* [Available data]:
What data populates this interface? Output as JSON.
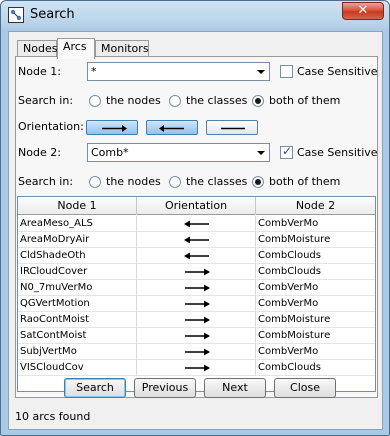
{
  "window": {
    "title": "Search",
    "close_label": "✕"
  },
  "tabs": [
    {
      "label": "Nodes",
      "active": false
    },
    {
      "label": "Arcs",
      "active": true
    },
    {
      "label": "Monitors",
      "active": false
    }
  ],
  "node1": {
    "label": "Node 1:",
    "value": "*",
    "case_sensitive_label": "Case Sensitive",
    "case_sensitive": false
  },
  "search_in_1": {
    "label": "Search in:",
    "options": [
      "the nodes",
      "the classes",
      "both of them"
    ],
    "selected": "both of them"
  },
  "orientation": {
    "label": "Orientation:",
    "options": [
      "right-arrow",
      "left-arrow",
      "line"
    ],
    "selected": [
      "right-arrow",
      "left-arrow"
    ]
  },
  "node2": {
    "label": "Node 2:",
    "value": "Comb*",
    "case_sensitive_label": "Case Sensitive",
    "case_sensitive": true
  },
  "search_in_2": {
    "label": "Search in:",
    "options": [
      "the nodes",
      "the classes",
      "both of them"
    ],
    "selected": "both of them"
  },
  "table": {
    "columns": [
      "Node 1",
      "Orientation",
      "Node 2"
    ],
    "rows": [
      {
        "node1": "AreaMeso_ALS",
        "orientation": "left",
        "node2": "CombVerMo"
      },
      {
        "node1": "AreaMoDryAir",
        "orientation": "left",
        "node2": "CombMoisture"
      },
      {
        "node1": "CldShadeOth",
        "orientation": "left",
        "node2": "CombClouds"
      },
      {
        "node1": "IRCloudCover",
        "orientation": "right",
        "node2": "CombClouds"
      },
      {
        "node1": "N0_7muVerMo",
        "orientation": "right",
        "node2": "CombVerMo"
      },
      {
        "node1": "QGVertMotion",
        "orientation": "right",
        "node2": "CombVerMo"
      },
      {
        "node1": "RaoContMoist",
        "orientation": "right",
        "node2": "CombMoisture"
      },
      {
        "node1": "SatContMoist",
        "orientation": "right",
        "node2": "CombMoisture"
      },
      {
        "node1": "SubjVertMo",
        "orientation": "right",
        "node2": "CombVerMo"
      },
      {
        "node1": "VISCloudCov",
        "orientation": "right",
        "node2": "CombClouds"
      }
    ]
  },
  "buttons": {
    "search": "Search",
    "previous": "Previous",
    "next": "Next",
    "close": "Close"
  },
  "status": "10 arcs found"
}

* [Your goal]:
Your task is to copy the entries in full and exactly, without any images.

* [Exercise response]:
What data populates this interface? Output as JSON.
{
  "window": {
    "title": "Search",
    "close_label": "✕"
  },
  "tabs": [
    {
      "label": "Nodes",
      "active": false
    },
    {
      "label": "Arcs",
      "active": true
    },
    {
      "label": "Monitors",
      "active": false
    }
  ],
  "node1": {
    "label": "Node 1:",
    "value": "*",
    "case_sensitive_label": "Case Sensitive",
    "case_sensitive": false
  },
  "search_in_1": {
    "label": "Search in:",
    "options": [
      "the nodes",
      "the classes",
      "both of them"
    ],
    "selected": "both of them"
  },
  "orientation": {
    "label": "Orientation:",
    "options": [
      "right-arrow",
      "left-arrow",
      "line"
    ],
    "selected": [
      "right-arrow",
      "left-arrow"
    ]
  },
  "node2": {
    "label": "Node 2:",
    "value": "Comb*",
    "case_sensitive_label": "Case Sensitive",
    "case_sensitive": true
  },
  "search_in_2": {
    "label": "Search in:",
    "options": [
      "the nodes",
      "the classes",
      "both of them"
    ],
    "selected": "both of them"
  },
  "table": {
    "columns": [
      "Node 1",
      "Orientation",
      "Node 2"
    ],
    "rows": [
      {
        "node1": "AreaMeso_ALS",
        "orientation": "left",
        "node2": "CombVerMo"
      },
      {
        "node1": "AreaMoDryAir",
        "orientation": "left",
        "node2": "CombMoisture"
      },
      {
        "node1": "CldShadeOth",
        "orientation": "left",
        "node2": "CombClouds"
      },
      {
        "node1": "IRCloudCover",
        "orientation": "right",
        "node2": "CombClouds"
      },
      {
        "node1": "N0_7muVerMo",
        "orientation": "right",
        "node2": "CombVerMo"
      },
      {
        "node1": "QGVertMotion",
        "orientation": "right",
        "node2": "CombVerMo"
      },
      {
        "node1": "RaoContMoist",
        "orientation": "right",
        "node2": "CombMoisture"
      },
      {
        "node1": "SatContMoist",
        "orientation": "right",
        "node2": "CombMoisture"
      },
      {
        "node1": "SubjVertMo",
        "orientation": "right",
        "node2": "CombVerMo"
      },
      {
        "node1": "VISCloudCov",
        "orientation": "right",
        "node2": "CombClouds"
      }
    ]
  },
  "buttons": {
    "search": "Search",
    "previous": "Previous",
    "next": "Next",
    "close": "Close"
  },
  "status": "10 arcs found"
}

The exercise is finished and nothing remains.